Aim → From the entries that follow, list every line in which the string "Таблица" appears.

□ □ □ □ □ □ □

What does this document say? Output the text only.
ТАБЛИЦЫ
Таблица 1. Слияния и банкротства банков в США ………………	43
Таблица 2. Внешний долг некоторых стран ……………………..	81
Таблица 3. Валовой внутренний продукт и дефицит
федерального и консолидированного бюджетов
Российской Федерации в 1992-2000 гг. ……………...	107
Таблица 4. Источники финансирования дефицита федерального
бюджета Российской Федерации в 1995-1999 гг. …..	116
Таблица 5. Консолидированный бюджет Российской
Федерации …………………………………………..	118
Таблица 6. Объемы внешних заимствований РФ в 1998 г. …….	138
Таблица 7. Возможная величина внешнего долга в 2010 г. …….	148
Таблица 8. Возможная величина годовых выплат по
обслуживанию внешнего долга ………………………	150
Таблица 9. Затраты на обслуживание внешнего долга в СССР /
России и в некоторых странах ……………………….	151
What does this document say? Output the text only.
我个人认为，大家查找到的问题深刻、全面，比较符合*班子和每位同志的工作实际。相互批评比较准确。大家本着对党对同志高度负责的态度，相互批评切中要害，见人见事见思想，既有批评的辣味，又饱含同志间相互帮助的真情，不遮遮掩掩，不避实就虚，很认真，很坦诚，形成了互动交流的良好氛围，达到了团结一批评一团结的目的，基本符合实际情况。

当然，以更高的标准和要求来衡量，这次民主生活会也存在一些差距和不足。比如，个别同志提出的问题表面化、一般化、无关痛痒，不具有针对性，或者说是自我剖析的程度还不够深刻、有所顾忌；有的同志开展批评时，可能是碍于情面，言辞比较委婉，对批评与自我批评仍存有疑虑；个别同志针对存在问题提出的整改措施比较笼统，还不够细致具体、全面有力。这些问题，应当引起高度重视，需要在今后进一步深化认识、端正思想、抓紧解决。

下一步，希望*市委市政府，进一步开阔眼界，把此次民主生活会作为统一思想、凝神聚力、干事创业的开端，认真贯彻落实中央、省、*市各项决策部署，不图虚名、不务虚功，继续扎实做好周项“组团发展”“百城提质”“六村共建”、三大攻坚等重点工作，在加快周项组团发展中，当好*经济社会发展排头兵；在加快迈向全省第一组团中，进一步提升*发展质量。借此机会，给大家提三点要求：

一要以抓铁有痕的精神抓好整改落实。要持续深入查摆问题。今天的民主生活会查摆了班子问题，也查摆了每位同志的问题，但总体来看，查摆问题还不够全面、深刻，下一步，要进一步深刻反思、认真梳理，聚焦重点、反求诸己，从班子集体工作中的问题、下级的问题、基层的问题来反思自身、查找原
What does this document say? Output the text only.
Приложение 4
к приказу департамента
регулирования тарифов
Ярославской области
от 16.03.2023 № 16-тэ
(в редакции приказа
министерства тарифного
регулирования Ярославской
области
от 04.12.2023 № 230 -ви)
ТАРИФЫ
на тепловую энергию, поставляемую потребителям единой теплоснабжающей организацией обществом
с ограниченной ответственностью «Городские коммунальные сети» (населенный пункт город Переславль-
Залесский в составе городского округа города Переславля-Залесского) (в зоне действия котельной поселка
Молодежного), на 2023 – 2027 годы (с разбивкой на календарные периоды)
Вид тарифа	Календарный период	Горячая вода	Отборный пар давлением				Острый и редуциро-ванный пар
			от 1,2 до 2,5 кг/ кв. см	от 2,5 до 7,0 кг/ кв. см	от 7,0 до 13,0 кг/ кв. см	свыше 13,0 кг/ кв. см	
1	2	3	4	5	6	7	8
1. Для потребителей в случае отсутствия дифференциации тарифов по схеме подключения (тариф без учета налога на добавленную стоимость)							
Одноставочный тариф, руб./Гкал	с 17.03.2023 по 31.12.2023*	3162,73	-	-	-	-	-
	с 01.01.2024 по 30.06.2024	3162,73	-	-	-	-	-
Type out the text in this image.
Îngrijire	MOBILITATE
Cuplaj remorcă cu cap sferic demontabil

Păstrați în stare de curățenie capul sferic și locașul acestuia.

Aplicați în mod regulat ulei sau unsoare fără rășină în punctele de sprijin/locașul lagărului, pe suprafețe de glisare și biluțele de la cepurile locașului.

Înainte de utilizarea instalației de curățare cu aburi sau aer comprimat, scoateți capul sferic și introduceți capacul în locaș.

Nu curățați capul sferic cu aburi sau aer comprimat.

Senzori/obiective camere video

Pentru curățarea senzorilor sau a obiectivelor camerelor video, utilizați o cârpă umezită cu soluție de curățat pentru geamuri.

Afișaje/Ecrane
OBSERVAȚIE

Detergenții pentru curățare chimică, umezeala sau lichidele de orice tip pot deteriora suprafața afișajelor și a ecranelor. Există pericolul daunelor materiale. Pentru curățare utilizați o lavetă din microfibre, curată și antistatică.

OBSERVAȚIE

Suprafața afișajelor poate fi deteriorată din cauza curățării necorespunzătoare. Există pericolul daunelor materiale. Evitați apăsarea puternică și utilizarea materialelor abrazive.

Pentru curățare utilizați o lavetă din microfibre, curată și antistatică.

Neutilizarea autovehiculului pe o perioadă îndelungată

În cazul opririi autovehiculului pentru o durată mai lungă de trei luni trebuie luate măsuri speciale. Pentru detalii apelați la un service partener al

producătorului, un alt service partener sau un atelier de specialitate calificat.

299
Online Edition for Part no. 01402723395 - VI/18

□ □ □ □ □ □ □

Final answer →
Таблица 1. Слияния и банкротства банков в США ………………	43
Таблица 2. Внешний долг некоторых стран ……………………..	81
Таблица 3. Валовой внутренний продукт и дефицит
Таблица 4. Источники финансирования дефицита федерального
Таблица 5. Консолидированный бюджет Российской
Таблица 6. Объемы внешних заимствований РФ в 1998 г. …….	138
Таблица 7. Возможная величина внешнего долга в 2010 г. …….	148
Таблица 8. Возможная величина годовых выплат по
Таблица 9. Затраты на обслуживание внешнего долга в СССР /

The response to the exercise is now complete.